Data extracted from a collection>
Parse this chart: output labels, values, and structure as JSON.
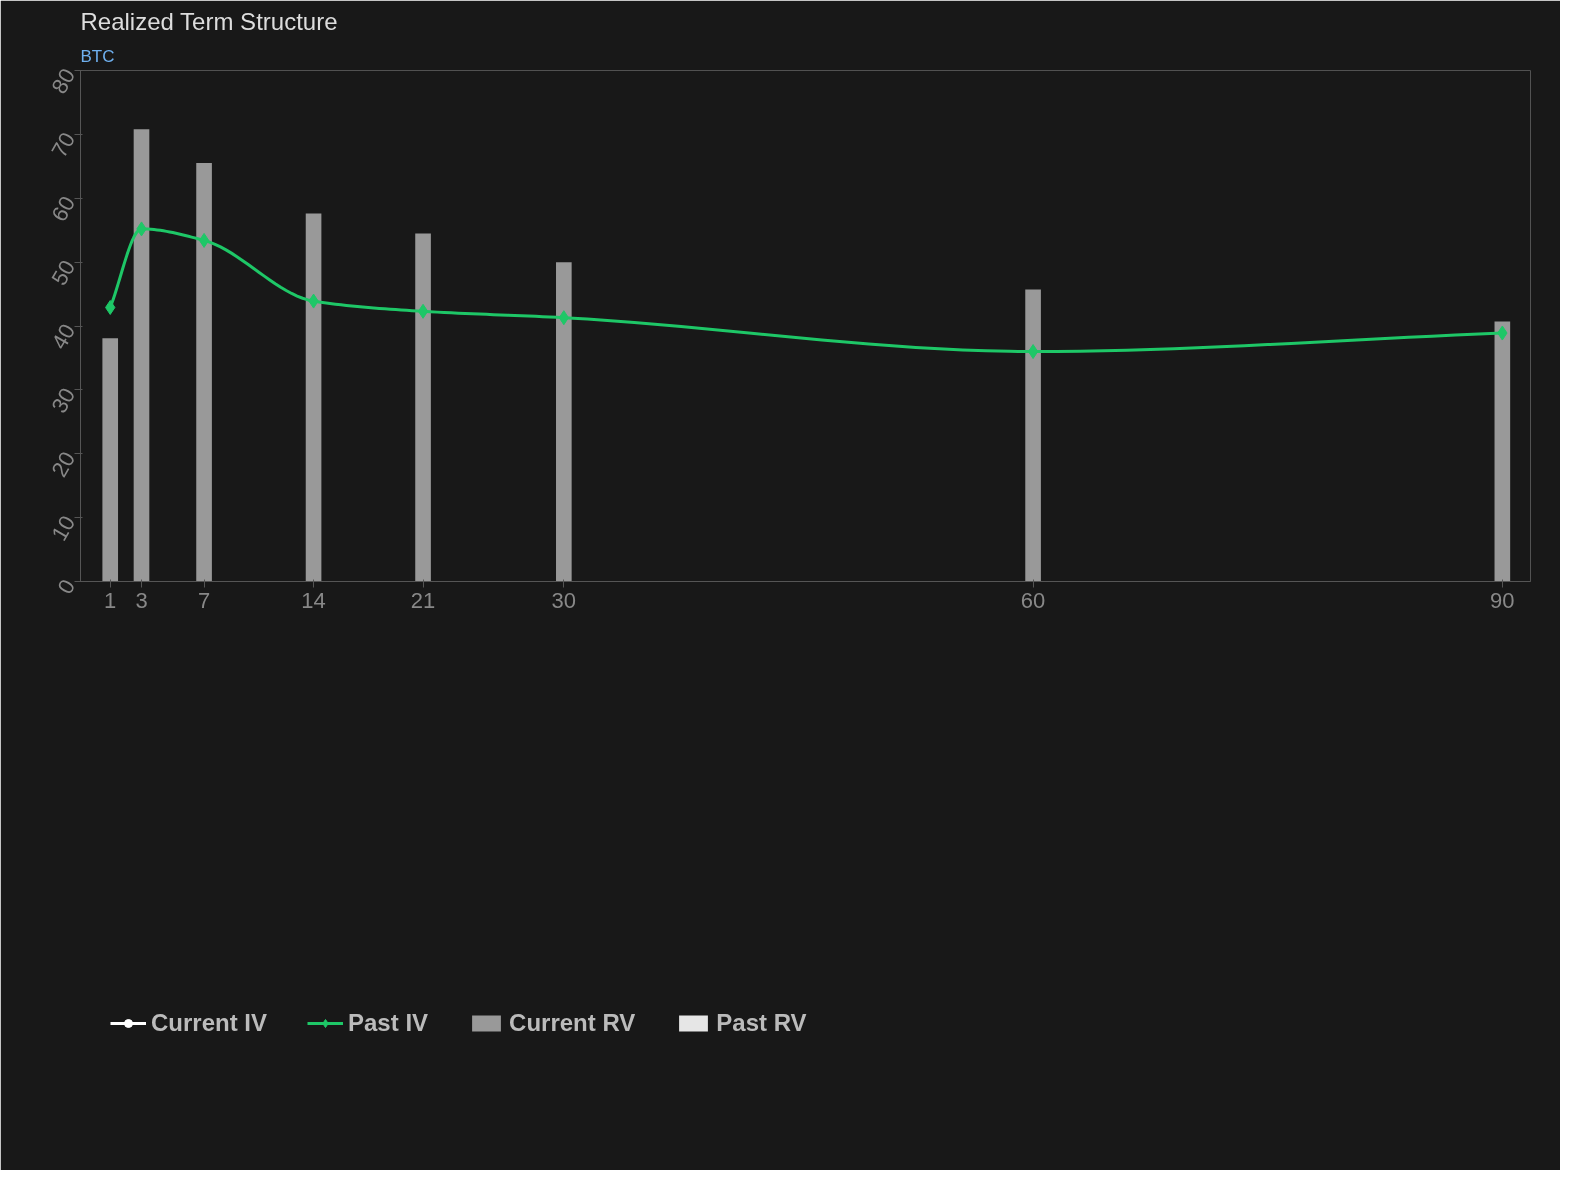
{
  "chart_data": {
    "type": "bar",
    "title": "Realized Term Structure",
    "subtitle": "BTC",
    "x": [
      1,
      3,
      7,
      14,
      21,
      30,
      60,
      90
    ],
    "xlim": [
      -0.9,
      91.8
    ],
    "xticks": [
      1,
      3,
      7,
      14,
      21,
      30,
      60,
      90
    ],
    "ylim": [
      0,
      80
    ],
    "yticks": [
      0,
      10,
      20,
      30,
      40,
      50,
      60,
      70,
      80
    ],
    "series": [
      {
        "name": "Current IV",
        "type": "line",
        "color": "#ffffff",
        "values": [
          null,
          null,
          null,
          null,
          null,
          null,
          null,
          null
        ]
      },
      {
        "name": "Past IV",
        "type": "line",
        "color": "#1ec767",
        "marker": "diamond",
        "values": [
          42.9,
          55.2,
          53.4,
          43.9,
          42.3,
          41.3,
          36.0,
          38.9
        ]
      },
      {
        "name": "Current RV",
        "color": "#999999",
        "values": [
          38.1,
          70.8,
          65.5,
          57.6,
          54.5,
          50.0,
          45.7,
          40.7
        ]
      },
      {
        "name": "Past RV",
        "color": "#e6e6e6",
        "values": [
          null,
          null,
          null,
          null,
          null,
          null,
          null,
          null
        ]
      }
    ],
    "grid": false,
    "legend": "bottom"
  }
}
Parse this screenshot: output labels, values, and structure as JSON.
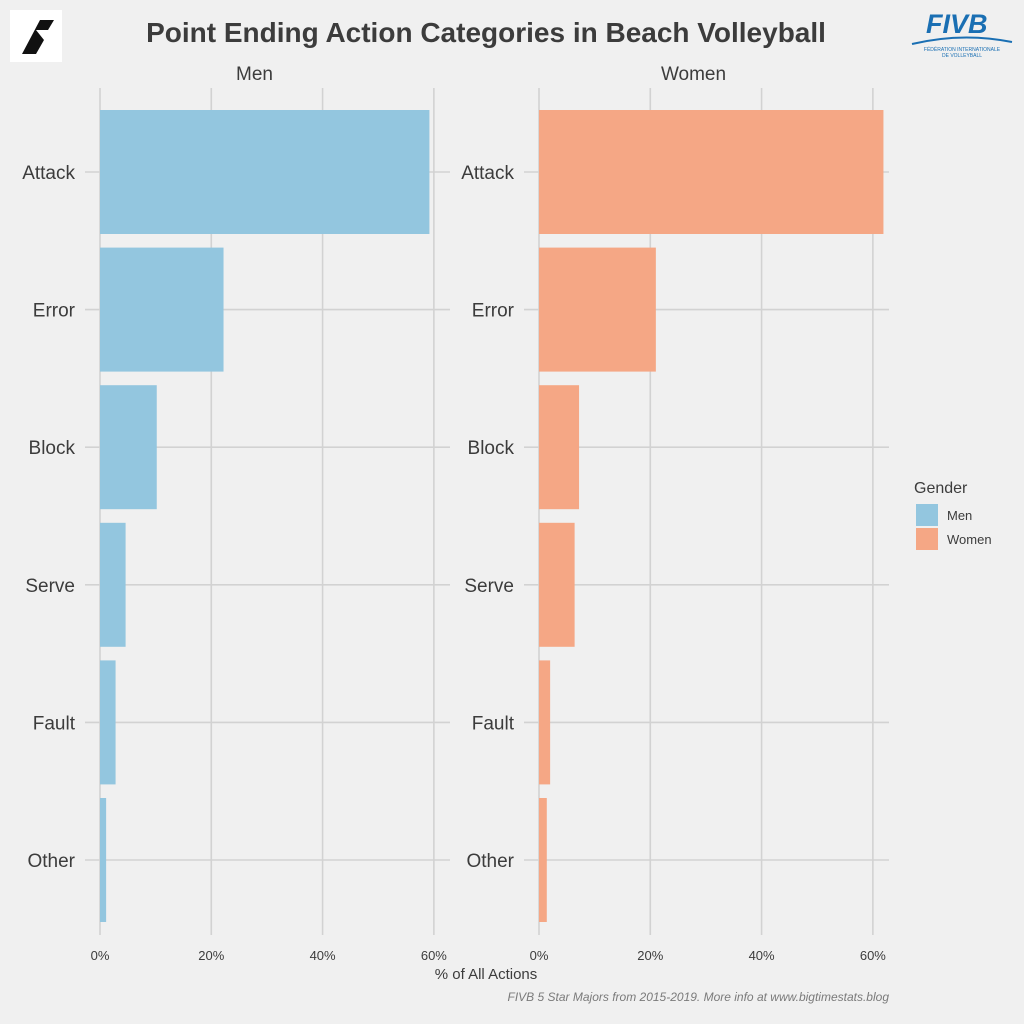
{
  "colors": {
    "background": "#f0f0f0",
    "grid": "#d2d2d2",
    "men": "#93c6df",
    "women": "#f5a785",
    "text": "#3c3c3c",
    "caption": "#7a7a7a",
    "fivb_blue": "#1a6fb3"
  },
  "logos": {
    "left": {
      "icon": "bigtimestats-logo-icon"
    },
    "right": {
      "icon": "fivb-logo-icon",
      "wordmark": "FIVB",
      "subtext_line1": "FÉDÉRATION INTERNATIONALE",
      "subtext_line2": "DE VOLLEYBALL"
    }
  },
  "chart_data": {
    "type": "bar",
    "orientation": "horizontal",
    "title": "Point Ending Action Categories in Beach Volleyball",
    "xlabel": "% of All Actions",
    "ylabel": "",
    "xlim": [
      0,
      62
    ],
    "x_ticks": [
      0,
      20,
      40,
      60
    ],
    "x_tick_labels": [
      "0%",
      "20%",
      "40%",
      "60%"
    ],
    "grid": true,
    "categories": [
      "Attack",
      "Error",
      "Block",
      "Serve",
      "Fault",
      "Other"
    ],
    "facets": [
      {
        "name": "Men",
        "series": "Men",
        "values": [
          59.2,
          22.2,
          10.2,
          4.6,
          2.8,
          1.1
        ]
      },
      {
        "name": "Women",
        "series": "Women",
        "values": [
          61.9,
          21.0,
          7.2,
          6.4,
          2.0,
          1.4
        ]
      }
    ],
    "legend": {
      "title": "Gender",
      "placement": "right",
      "entries": [
        {
          "label": "Men",
          "color": "#93c6df"
        },
        {
          "label": "Women",
          "color": "#f5a785"
        }
      ]
    },
    "caption": "FIVB 5 Star Majors from 2015-2019. More info at www.bigtimestats.blog"
  }
}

Aim of the task> Leave out the pictures and give the listing above again exactly.

Answer to the task>
Parse this chart: output labels, values, and structure as JSON.
{
  "chart_data": {
    "type": "bar",
    "title": "Realized Term Structure",
    "subtitle": "BTC",
    "x": [
      1,
      3,
      7,
      14,
      21,
      30,
      60,
      90
    ],
    "xlim": [
      -0.9,
      91.8
    ],
    "xticks": [
      1,
      3,
      7,
      14,
      21,
      30,
      60,
      90
    ],
    "ylim": [
      0,
      80
    ],
    "yticks": [
      0,
      10,
      20,
      30,
      40,
      50,
      60,
      70,
      80
    ],
    "series": [
      {
        "name": "Current IV",
        "type": "line",
        "color": "#ffffff",
        "values": [
          null,
          null,
          null,
          null,
          null,
          null,
          null,
          null
        ]
      },
      {
        "name": "Past IV",
        "type": "line",
        "color": "#1ec767",
        "marker": "diamond",
        "values": [
          42.9,
          55.2,
          53.4,
          43.9,
          42.3,
          41.3,
          36.0,
          38.9
        ]
      },
      {
        "name": "Current RV",
        "color": "#999999",
        "values": [
          38.1,
          70.8,
          65.5,
          57.6,
          54.5,
          50.0,
          45.7,
          40.7
        ]
      },
      {
        "name": "Past RV",
        "color": "#e6e6e6",
        "values": [
          null,
          null,
          null,
          null,
          null,
          null,
          null,
          null
        ]
      }
    ],
    "grid": false,
    "legend": "bottom"
  }
}
Parse this screenshot: output labels, values, and structure as JSON.
{
  "colors": {
    "background": "#f0f0f0",
    "grid": "#d2d2d2",
    "men": "#93c6df",
    "women": "#f5a785",
    "text": "#3c3c3c",
    "caption": "#7a7a7a",
    "fivb_blue": "#1a6fb3"
  },
  "logos": {
    "left": {
      "icon": "bigtimestats-logo-icon"
    },
    "right": {
      "icon": "fivb-logo-icon",
      "wordmark": "FIVB",
      "subtext_line1": "FÉDÉRATION INTERNATIONALE",
      "subtext_line2": "DE VOLLEYBALL"
    }
  },
  "chart_data": {
    "type": "bar",
    "orientation": "horizontal",
    "title": "Point Ending Action Categories in Beach Volleyball",
    "xlabel": "% of All Actions",
    "ylabel": "",
    "xlim": [
      0,
      62
    ],
    "x_ticks": [
      0,
      20,
      40,
      60
    ],
    "x_tick_labels": [
      "0%",
      "20%",
      "40%",
      "60%"
    ],
    "grid": true,
    "categories": [
      "Attack",
      "Error",
      "Block",
      "Serve",
      "Fault",
      "Other"
    ],
    "facets": [
      {
        "name": "Men",
        "series": "Men",
        "values": [
          59.2,
          22.2,
          10.2,
          4.6,
          2.8,
          1.1
        ]
      },
      {
        "name": "Women",
        "series": "Women",
        "values": [
          61.9,
          21.0,
          7.2,
          6.4,
          2.0,
          1.4
        ]
      }
    ],
    "legend": {
      "title": "Gender",
      "placement": "right",
      "entries": [
        {
          "label": "Men",
          "color": "#93c6df"
        },
        {
          "label": "Women",
          "color": "#f5a785"
        }
      ]
    },
    "caption": "FIVB 5 Star Majors from 2015-2019. More info at www.bigtimestats.blog"
  }
}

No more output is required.